==== Data provided ====

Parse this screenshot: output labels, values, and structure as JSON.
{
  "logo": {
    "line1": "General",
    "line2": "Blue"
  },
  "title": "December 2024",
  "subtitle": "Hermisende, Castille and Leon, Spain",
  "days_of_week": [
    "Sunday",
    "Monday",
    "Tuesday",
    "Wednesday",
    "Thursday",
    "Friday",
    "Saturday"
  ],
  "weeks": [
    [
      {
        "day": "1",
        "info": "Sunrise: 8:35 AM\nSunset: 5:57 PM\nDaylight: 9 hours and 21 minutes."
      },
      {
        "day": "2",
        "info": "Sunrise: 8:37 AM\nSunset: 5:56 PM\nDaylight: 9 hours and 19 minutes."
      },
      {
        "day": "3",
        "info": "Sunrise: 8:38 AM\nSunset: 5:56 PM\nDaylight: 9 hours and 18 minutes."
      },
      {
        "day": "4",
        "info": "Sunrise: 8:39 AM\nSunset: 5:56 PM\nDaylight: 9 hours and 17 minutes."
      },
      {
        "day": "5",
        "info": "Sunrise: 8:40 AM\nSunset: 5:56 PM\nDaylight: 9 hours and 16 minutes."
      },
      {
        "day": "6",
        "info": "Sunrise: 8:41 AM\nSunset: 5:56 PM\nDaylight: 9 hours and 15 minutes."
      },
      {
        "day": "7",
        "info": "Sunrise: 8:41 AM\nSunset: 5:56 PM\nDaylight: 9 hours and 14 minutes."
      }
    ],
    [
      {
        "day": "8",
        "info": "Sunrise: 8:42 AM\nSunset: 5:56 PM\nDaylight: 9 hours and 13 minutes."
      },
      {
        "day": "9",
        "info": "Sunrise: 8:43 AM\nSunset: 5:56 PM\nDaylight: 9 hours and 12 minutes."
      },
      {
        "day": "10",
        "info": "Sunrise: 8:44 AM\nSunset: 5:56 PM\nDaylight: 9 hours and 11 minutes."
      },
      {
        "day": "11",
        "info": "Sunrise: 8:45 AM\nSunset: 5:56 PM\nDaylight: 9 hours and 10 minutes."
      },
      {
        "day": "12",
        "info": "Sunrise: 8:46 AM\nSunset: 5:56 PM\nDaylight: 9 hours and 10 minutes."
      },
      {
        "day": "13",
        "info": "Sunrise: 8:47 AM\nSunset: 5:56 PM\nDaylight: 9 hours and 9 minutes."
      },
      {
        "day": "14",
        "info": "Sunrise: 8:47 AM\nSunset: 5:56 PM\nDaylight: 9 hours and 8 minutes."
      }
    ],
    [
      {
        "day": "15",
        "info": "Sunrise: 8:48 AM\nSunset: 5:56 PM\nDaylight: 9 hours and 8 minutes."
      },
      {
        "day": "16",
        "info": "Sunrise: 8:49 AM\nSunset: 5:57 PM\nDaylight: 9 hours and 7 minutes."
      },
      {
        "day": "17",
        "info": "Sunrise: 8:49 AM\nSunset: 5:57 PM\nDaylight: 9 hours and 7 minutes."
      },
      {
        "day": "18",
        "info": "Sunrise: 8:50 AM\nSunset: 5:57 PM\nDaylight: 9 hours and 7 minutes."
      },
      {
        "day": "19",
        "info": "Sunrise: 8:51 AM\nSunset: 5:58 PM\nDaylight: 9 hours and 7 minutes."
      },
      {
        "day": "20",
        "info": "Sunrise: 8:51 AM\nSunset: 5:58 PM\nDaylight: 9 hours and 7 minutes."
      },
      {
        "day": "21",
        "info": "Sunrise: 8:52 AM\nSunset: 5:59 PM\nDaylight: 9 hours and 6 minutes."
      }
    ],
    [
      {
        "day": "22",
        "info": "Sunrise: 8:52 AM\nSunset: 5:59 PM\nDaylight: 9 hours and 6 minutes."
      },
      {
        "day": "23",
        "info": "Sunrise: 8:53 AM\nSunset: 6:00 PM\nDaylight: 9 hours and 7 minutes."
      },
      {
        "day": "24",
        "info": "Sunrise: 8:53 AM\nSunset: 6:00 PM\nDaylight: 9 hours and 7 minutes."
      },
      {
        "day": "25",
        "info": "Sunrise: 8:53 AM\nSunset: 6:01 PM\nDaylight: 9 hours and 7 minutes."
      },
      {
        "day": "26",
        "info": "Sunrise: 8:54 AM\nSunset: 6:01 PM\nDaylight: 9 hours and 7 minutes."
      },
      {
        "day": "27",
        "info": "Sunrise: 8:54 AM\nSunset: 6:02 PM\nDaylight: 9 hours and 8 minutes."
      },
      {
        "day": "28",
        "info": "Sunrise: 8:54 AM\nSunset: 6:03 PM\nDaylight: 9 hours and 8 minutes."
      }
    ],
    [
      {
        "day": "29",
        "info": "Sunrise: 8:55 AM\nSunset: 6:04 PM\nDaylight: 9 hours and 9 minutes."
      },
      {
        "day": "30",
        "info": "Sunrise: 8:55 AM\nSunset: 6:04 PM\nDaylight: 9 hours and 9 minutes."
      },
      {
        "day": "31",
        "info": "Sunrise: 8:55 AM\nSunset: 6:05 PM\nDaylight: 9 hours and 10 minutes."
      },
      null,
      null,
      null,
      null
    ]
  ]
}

====

#### Problem statement:
Extract all lines as given.

#### Full output:
Parse this screenshot: output labels, values, and structure as JSON.
{
  "logo": {
    "line1": "General",
    "line2": "Blue"
  },
  "title": "December 2024",
  "subtitle": "Hermisende, Castille and Leon, Spain",
  "days_of_week": [
    "Sunday",
    "Monday",
    "Tuesday",
    "Wednesday",
    "Thursday",
    "Friday",
    "Saturday"
  ],
  "weeks": [
    [
      {
        "day": "1",
        "info": "Sunrise: 8:35 AM\nSunset: 5:57 PM\nDaylight: 9 hours and 21 minutes."
      },
      {
        "day": "2",
        "info": "Sunrise: 8:37 AM\nSunset: 5:56 PM\nDaylight: 9 hours and 19 minutes."
      },
      {
        "day": "3",
        "info": "Sunrise: 8:38 AM\nSunset: 5:56 PM\nDaylight: 9 hours and 18 minutes."
      },
      {
        "day": "4",
        "info": "Sunrise: 8:39 AM\nSunset: 5:56 PM\nDaylight: 9 hours and 17 minutes."
      },
      {
        "day": "5",
        "info": "Sunrise: 8:40 AM\nSunset: 5:56 PM\nDaylight: 9 hours and 16 minutes."
      },
      {
        "day": "6",
        "info": "Sunrise: 8:41 AM\nSunset: 5:56 PM\nDaylight: 9 hours and 15 minutes."
      },
      {
        "day": "7",
        "info": "Sunrise: 8:41 AM\nSunset: 5:56 PM\nDaylight: 9 hours and 14 minutes."
      }
    ],
    [
      {
        "day": "8",
        "info": "Sunrise: 8:42 AM\nSunset: 5:56 PM\nDaylight: 9 hours and 13 minutes."
      },
      {
        "day": "9",
        "info": "Sunrise: 8:43 AM\nSunset: 5:56 PM\nDaylight: 9 hours and 12 minutes."
      },
      {
        "day": "10",
        "info": "Sunrise: 8:44 AM\nSunset: 5:56 PM\nDaylight: 9 hours and 11 minutes."
      },
      {
        "day": "11",
        "info": "Sunrise: 8:45 AM\nSunset: 5:56 PM\nDaylight: 9 hours and 10 minutes."
      },
      {
        "day": "12",
        "info": "Sunrise: 8:46 AM\nSunset: 5:56 PM\nDaylight: 9 hours and 10 minutes."
      },
      {
        "day": "13",
        "info": "Sunrise: 8:47 AM\nSunset: 5:56 PM\nDaylight: 9 hours and 9 minutes."
      },
      {
        "day": "14",
        "info": "Sunrise: 8:47 AM\nSunset: 5:56 PM\nDaylight: 9 hours and 8 minutes."
      }
    ],
    [
      {
        "day": "15",
        "info": "Sunrise: 8:48 AM\nSunset: 5:56 PM\nDaylight: 9 hours and 8 minutes."
      },
      {
        "day": "16",
        "info": "Sunrise: 8:49 AM\nSunset: 5:57 PM\nDaylight: 9 hours and 7 minutes."
      },
      {
        "day": "17",
        "info": "Sunrise: 8:49 AM\nSunset: 5:57 PM\nDaylight: 9 hours and 7 minutes."
      },
      {
        "day": "18",
        "info": "Sunrise: 8:50 AM\nSunset: 5:57 PM\nDaylight: 9 hours and 7 minutes."
      },
      {
        "day": "19",
        "info": "Sunrise: 8:51 AM\nSunset: 5:58 PM\nDaylight: 9 hours and 7 minutes."
      },
      {
        "day": "20",
        "info": "Sunrise: 8:51 AM\nSunset: 5:58 PM\nDaylight: 9 hours and 7 minutes."
      },
      {
        "day": "21",
        "info": "Sunrise: 8:52 AM\nSunset: 5:59 PM\nDaylight: 9 hours and 6 minutes."
      }
    ],
    [
      {
        "day": "22",
        "info": "Sunrise: 8:52 AM\nSunset: 5:59 PM\nDaylight: 9 hours and 6 minutes."
      },
      {
        "day": "23",
        "info": "Sunrise: 8:53 AM\nSunset: 6:00 PM\nDaylight: 9 hours and 7 minutes."
      },
      {
        "day": "24",
        "info": "Sunrise: 8:53 AM\nSunset: 6:00 PM\nDaylight: 9 hours and 7 minutes."
      },
      {
        "day": "25",
        "info": "Sunrise: 8:53 AM\nSunset: 6:01 PM\nDaylight: 9 hours and 7 minutes."
      },
      {
        "day": "26",
        "info": "Sunrise: 8:54 AM\nSunset: 6:01 PM\nDaylight: 9 hours and 7 minutes."
      },
      {
        "day": "27",
        "info": "Sunrise: 8:54 AM\nSunset: 6:02 PM\nDaylight: 9 hours and 8 minutes."
      },
      {
        "day": "28",
        "info": "Sunrise: 8:54 AM\nSunset: 6:03 PM\nDaylight: 9 hours and 8 minutes."
      }
    ],
    [
      {
        "day": "29",
        "info": "Sunrise: 8:55 AM\nSunset: 6:04 PM\nDaylight: 9 hours and 9 minutes."
      },
      {
        "day": "30",
        "info": "Sunrise: 8:55 AM\nSunset: 6:04 PM\nDaylight: 9 hours and 9 minutes."
      },
      {
        "day": "31",
        "info": "Sunrise: 8:55 AM\nSunset: 6:05 PM\nDaylight: 9 hours and 10 minutes."
      },
      null,
      null,
      null,
      null
    ]
  ]
}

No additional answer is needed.